■ **Série d'exercices**
- a) D'après le texte sur Follet, dans quelle commune l'illustrateur est-il né ?
- b) Traduisez en anglais la phrase suivante du texte sur Follet : « Follet était le continuateur d’une lignée de dessinateurs attachés au scoutisme et à une enfance idéalisée et éternelle. »

Cet illustrateur hors pair, né à Woluwé-Saint-Lambert (Bruxelles) faisait partie de ces dessinateurs qui, comme Paul Cuvelier, Edgar P. Jacobs ou Jacques Laudy, étaient une génération de peintres égarés dans la bande dessinée.
Follet était le continuateur d’une lignée de dessinateurs attachés au scoutisme et à une enfance idéalisée et éternelle. Avant lui, il y avait l’illustrateur belge méconnu Pierre Ickx, qui a inspiré l’impressionant Pierre Joubert, créateur des couvertures de la fameuse collection Signe de Piste, mais aussi des meilleures de la collection Bob Morane, puis Michel Tacq alias MiTacq, le dessinateur de La Patrouille des Castors chez Dupuis. Il était, pourrait-on dire, le quatrième dans l’ordre de succession perpétuant un vérisme idéalisé imprégné de catholicisme.

■ **Section des données**
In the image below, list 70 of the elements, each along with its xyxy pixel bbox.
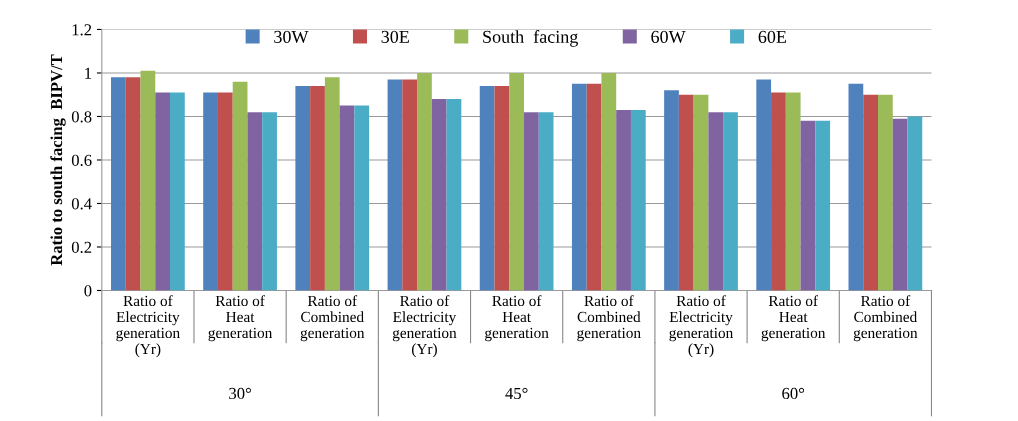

■ **Corrigé détaillé**
- a) Il est né à Woluwé-Saint-Lambert, à Bruxelles.

- b) Follet was the successor to a line of illustrators devoted to scouting and to an idealized, eternal childhood.